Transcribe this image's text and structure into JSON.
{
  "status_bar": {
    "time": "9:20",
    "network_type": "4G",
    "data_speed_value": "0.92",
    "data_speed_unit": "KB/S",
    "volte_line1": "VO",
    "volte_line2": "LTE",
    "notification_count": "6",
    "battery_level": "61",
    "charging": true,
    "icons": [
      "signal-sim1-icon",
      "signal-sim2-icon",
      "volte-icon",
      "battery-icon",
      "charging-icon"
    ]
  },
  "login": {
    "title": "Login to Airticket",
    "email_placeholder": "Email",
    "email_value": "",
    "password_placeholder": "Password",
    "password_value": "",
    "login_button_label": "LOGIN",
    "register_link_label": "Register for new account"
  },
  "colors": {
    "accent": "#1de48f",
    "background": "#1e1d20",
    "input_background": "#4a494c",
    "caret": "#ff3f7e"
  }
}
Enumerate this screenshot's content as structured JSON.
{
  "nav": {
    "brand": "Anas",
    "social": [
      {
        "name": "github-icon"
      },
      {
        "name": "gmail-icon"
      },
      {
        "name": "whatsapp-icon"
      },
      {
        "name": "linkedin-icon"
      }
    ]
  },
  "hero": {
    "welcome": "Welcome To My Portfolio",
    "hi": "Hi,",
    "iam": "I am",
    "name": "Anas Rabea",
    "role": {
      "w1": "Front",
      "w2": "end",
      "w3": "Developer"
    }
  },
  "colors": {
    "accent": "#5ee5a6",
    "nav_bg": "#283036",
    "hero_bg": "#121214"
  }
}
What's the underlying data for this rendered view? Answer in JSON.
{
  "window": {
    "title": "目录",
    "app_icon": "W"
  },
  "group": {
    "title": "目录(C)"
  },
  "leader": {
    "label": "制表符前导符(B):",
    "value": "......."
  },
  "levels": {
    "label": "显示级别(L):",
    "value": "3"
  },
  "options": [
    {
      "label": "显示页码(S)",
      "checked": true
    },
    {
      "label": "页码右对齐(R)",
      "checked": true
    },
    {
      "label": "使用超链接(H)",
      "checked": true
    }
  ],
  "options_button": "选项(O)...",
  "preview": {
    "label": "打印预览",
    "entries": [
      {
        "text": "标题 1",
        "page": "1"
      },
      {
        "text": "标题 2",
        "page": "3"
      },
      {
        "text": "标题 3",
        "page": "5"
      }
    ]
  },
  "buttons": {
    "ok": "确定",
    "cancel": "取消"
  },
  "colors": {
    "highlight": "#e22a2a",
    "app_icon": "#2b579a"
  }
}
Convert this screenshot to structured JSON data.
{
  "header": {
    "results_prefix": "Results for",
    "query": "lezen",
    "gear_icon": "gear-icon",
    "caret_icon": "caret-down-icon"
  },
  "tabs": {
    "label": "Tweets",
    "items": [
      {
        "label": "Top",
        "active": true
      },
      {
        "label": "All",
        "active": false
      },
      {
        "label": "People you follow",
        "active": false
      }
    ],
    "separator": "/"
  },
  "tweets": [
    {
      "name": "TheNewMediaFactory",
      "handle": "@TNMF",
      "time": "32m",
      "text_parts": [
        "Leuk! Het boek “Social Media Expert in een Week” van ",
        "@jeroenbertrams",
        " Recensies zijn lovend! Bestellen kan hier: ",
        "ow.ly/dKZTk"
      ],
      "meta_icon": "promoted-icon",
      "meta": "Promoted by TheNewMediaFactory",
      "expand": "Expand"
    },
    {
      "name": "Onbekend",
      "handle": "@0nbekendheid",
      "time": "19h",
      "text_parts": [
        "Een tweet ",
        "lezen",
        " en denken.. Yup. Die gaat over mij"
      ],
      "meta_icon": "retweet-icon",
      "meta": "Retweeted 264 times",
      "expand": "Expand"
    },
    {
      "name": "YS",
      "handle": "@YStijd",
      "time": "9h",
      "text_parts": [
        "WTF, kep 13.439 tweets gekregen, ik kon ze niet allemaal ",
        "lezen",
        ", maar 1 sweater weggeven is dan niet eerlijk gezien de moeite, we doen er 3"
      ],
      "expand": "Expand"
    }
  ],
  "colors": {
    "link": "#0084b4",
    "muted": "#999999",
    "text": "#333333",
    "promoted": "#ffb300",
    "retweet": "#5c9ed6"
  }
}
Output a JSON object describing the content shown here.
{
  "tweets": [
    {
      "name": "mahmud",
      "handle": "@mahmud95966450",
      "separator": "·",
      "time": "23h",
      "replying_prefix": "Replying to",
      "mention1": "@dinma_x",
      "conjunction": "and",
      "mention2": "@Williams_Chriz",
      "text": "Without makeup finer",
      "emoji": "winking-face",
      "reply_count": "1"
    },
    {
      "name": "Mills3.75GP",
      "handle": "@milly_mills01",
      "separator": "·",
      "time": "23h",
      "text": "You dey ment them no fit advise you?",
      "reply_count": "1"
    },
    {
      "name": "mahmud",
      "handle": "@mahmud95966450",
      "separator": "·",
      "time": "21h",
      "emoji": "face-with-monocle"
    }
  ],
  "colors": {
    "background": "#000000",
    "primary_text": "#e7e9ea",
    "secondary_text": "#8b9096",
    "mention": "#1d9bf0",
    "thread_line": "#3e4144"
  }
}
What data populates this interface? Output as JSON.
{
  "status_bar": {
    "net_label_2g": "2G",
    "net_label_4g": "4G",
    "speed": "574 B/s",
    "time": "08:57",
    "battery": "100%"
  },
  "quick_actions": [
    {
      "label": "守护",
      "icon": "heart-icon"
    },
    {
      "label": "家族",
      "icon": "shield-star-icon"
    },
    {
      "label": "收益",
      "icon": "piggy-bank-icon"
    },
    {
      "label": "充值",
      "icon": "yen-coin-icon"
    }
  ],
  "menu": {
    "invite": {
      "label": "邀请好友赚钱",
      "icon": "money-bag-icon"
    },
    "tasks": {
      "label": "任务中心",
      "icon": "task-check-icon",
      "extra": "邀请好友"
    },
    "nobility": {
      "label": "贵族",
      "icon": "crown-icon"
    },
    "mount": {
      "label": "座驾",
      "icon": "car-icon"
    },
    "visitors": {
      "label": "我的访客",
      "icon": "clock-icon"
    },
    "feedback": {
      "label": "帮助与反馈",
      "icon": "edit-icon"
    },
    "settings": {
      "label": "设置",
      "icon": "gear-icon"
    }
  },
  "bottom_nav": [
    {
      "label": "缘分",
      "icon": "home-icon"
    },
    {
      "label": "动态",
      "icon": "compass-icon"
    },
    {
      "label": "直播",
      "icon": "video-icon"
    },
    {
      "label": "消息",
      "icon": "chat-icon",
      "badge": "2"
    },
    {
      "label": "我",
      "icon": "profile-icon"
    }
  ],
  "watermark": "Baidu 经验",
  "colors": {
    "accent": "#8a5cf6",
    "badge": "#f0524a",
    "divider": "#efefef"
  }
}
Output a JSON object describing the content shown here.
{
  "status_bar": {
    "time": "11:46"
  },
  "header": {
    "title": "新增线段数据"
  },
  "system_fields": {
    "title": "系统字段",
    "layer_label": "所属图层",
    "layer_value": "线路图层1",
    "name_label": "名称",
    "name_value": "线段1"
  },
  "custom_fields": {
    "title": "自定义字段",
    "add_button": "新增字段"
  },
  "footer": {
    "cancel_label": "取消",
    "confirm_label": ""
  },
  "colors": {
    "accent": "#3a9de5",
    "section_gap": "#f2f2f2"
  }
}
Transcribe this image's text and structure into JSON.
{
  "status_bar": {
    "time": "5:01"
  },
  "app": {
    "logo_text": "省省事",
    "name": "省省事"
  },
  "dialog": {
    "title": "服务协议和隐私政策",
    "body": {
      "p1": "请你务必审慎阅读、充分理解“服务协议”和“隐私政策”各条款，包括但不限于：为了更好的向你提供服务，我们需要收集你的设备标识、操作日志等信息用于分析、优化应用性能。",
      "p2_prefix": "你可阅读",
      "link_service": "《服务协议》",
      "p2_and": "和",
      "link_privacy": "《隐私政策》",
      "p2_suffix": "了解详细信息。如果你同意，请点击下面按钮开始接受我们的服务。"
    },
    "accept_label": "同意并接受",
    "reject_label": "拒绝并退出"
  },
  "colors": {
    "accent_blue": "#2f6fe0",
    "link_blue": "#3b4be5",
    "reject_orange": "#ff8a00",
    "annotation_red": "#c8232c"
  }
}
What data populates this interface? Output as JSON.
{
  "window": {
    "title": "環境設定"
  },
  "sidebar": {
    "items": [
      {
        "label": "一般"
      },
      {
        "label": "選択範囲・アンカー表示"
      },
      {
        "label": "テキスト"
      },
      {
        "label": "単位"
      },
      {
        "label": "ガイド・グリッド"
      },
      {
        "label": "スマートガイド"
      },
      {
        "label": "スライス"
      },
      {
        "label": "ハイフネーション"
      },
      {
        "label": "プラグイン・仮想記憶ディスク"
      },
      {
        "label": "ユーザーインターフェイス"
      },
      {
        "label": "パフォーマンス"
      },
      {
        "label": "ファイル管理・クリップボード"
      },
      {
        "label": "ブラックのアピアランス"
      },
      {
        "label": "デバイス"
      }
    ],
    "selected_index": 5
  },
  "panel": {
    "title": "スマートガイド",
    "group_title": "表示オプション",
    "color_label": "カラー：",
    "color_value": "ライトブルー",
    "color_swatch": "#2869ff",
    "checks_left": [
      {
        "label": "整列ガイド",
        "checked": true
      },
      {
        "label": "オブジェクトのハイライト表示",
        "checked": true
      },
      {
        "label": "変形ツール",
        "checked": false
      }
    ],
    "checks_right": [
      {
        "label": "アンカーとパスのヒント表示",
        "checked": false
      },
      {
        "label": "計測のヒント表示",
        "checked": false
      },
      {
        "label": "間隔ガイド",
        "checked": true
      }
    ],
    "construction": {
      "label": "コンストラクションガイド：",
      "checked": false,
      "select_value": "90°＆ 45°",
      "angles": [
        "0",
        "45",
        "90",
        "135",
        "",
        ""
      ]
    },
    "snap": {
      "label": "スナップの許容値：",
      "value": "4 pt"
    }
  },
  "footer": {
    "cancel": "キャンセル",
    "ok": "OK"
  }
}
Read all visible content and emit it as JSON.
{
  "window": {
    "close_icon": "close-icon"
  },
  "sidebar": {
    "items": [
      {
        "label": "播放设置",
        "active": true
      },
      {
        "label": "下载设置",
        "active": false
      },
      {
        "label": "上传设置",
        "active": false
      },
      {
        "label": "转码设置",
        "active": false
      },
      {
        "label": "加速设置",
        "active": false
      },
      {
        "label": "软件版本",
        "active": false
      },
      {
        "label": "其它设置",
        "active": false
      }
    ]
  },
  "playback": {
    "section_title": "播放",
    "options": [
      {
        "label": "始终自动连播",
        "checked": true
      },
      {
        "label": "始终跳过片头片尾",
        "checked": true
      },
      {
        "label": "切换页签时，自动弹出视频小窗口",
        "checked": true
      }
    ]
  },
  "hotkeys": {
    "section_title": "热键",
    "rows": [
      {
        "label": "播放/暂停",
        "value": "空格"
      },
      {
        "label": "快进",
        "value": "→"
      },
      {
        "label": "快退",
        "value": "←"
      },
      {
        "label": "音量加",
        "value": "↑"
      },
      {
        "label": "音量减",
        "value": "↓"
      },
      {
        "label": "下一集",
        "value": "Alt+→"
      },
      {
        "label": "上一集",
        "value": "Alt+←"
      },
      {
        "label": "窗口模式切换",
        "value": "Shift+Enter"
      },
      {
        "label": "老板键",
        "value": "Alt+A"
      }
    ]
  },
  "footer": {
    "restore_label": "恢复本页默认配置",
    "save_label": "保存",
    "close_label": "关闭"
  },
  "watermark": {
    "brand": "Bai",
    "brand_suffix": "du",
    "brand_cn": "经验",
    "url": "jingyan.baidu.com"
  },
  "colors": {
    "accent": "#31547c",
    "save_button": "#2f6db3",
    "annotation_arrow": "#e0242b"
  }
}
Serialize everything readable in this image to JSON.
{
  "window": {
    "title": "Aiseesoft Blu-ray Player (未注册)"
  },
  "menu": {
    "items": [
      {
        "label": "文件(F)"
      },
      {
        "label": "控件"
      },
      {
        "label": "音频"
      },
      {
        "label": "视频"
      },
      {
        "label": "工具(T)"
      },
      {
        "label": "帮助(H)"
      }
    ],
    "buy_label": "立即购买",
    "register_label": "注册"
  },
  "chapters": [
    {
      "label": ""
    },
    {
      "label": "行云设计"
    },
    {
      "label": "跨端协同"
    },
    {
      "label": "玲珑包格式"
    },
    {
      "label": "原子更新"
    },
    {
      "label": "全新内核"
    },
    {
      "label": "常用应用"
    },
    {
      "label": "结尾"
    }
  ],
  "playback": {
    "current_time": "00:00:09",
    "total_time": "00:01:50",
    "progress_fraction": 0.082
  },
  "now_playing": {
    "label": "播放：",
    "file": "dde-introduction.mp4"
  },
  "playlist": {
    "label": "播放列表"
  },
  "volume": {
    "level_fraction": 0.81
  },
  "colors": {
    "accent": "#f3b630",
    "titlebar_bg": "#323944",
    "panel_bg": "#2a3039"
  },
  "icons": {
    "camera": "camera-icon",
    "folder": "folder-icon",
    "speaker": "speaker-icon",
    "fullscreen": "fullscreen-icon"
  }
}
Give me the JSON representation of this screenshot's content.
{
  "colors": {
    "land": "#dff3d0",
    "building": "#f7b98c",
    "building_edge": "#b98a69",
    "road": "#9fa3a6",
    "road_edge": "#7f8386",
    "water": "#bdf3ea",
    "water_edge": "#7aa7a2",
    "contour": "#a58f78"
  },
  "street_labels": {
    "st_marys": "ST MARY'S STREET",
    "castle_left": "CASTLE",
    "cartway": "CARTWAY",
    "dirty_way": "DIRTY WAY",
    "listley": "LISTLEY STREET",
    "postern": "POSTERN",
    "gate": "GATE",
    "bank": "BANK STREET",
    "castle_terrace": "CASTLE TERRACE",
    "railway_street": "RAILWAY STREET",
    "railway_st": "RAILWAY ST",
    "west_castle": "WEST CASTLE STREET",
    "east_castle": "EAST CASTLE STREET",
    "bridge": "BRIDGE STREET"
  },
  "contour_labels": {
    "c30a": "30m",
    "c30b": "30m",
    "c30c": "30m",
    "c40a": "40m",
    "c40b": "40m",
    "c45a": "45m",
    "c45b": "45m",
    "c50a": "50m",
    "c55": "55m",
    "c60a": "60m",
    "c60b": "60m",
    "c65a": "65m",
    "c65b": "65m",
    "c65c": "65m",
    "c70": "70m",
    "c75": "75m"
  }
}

________

▶ **Task**: Out of the material above, gather each line where "TheNewMediaFactory" appears.

▶ **Answer to this exercise**:
      "name": "TheNewMediaFactory",
      "meta": "Promoted by TheNewMediaFactory",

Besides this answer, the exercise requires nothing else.